* [Consigne] Veuillez extraire tel quel, du texte sur le libre-échange ci-dessous, le passage qui commence par « 2. Le terme » et se termine par « repli sur soi. ».

=== Texte à lire ===


    • le problème étant? Le secteur privé est synonyme d’innovation et de réduction des couts; le secteur privé est synonyme de stagnation et de couts élevés

  2. Le terme « libre-échange » est une trouvaille qui, en fait, ne reflète en rien la réalité.
    Le libre-échange n’existe pas dans les faits.
    Deux, trois ou plusieurs états négocient des ententes d’échange de biens et services. Ces négociations conduisent à un traité d’échange qui est alors entériné par les états concernés. L’échange de biens et services ne touchent que les biens et services qui en font partie. Il y a toujours des biens et services qui sont exclus. Alors le terme de « libre-échange » est menteur et sert plutôt à vendre le tout à la population. En effet, qui oserait s’opposer au « libre-échange? Surtout que, à des fins de propagande, on lui oppose le terme de « protectionnisme » qui évoque le repli sur soi.

  3. Bonjour
    Ce qui me fait peur dans le dossier, c’est que les produits du Québec ne soient pas reconnus avec toutes leurs spécificités, y compris l’empreinte carbone. C’est un énorme avantage comparatif sur un marché européen réglementé. Si les produits ne sont reconnus que comme « canadiens » c’est l’empreinte carbonique canadienne » beaucoup moins intéressante qui y sera accolée.

  4. Le marché, c’est vous, c’est moi, ce sont les actions (et les non-actions) de tous les humains à chaque jour. « dictature du marché » est un terme misanthrope qui révèle une nature plutôt autoritaire de son auteur, parce que la seule autre alternative est le dirigisme gouvernemental

  5. J’ai travaillé en inspection des viandes durant 15 ans comme vétérinaire.

    Je n’ai jamais signé en 15 ans un seul certificat d’exportation de viande en direction de l’Europe, que ce soit de la viande bovine, porcine, ou autre. Ce, dans les temps ou le prix d’un kilo de viande porcine rapportait au producteur à peine 95¢, alors que leurs producteurs en récoltaient 2$ le kilo.

    Les entreprises qui pouvaient se classer comme étant reconnu par l’union européenne en vu d’exporter des produits de viande se comptaient sur les doigts d’une main au niveau canadien, à cause de la sévérité des normes. Ils avaient toutes sortes de restrictions qui sont trop longues à énumérer, quand ce n’étaient pas le design des usines de transformation jusqu’aux médicaments qui sont utilisés au Canada.

    Je ne suis pas optimiste en ce qui regarde le libre échange avec l’Europe. Mon expérience à cet égard est plutôt négative. À mon avis, même si l’accord est signé, attendez-vous à voir ressurgir toutes sortes de freins à nos exportations.

  6. Que l’eau et les services publics soient protégés, ça c’est effectivement crucial.

=== Enregistrements extraits ===

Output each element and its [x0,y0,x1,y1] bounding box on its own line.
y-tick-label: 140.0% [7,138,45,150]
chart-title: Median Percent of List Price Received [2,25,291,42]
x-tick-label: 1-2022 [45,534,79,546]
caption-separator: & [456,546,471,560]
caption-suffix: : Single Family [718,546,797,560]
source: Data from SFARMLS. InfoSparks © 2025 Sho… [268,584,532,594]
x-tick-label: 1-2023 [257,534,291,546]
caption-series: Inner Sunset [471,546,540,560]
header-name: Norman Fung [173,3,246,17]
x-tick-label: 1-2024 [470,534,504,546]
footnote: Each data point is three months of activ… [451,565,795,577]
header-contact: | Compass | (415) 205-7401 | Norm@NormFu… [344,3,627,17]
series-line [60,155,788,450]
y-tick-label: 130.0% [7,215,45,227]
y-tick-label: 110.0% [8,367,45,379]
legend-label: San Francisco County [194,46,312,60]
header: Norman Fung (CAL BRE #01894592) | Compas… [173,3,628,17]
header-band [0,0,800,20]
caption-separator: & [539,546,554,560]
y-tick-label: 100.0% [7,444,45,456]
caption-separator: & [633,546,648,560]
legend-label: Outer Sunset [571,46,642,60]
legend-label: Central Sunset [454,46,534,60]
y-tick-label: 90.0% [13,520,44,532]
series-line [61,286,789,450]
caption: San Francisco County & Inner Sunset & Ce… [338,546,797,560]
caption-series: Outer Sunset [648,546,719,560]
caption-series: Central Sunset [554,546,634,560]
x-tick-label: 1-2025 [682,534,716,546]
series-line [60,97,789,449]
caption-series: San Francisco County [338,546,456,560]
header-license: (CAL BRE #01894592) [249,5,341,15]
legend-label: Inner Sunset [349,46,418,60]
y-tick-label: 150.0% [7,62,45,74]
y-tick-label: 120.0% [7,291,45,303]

===

* [Résultat attendu]
2. Le terme « libre-échange » est une trouvaille qui, en fait, ne reflète en rien la réalité.
    Le libre-échange n’existe pas dans les faits.
    Deux, trois ou plusieurs états négocient des ententes d’échange de biens et services. Ces négociations conduisent à un traité d’échange qui est alors entériné par les états concernés. L’échange de biens et services ne touchent que les biens et services qui en font partie. Il y a toujours des biens et services qui sont exclus. Alors le terme de « libre-échange » est menteur et sert plutôt à vendre le tout à la population. En effet, qui oserait s’opposer au « libre-échange? Surtout que, à des fins de propagande, on lui oppose le terme de « protectionnisme » qui évoque le repli sur soi.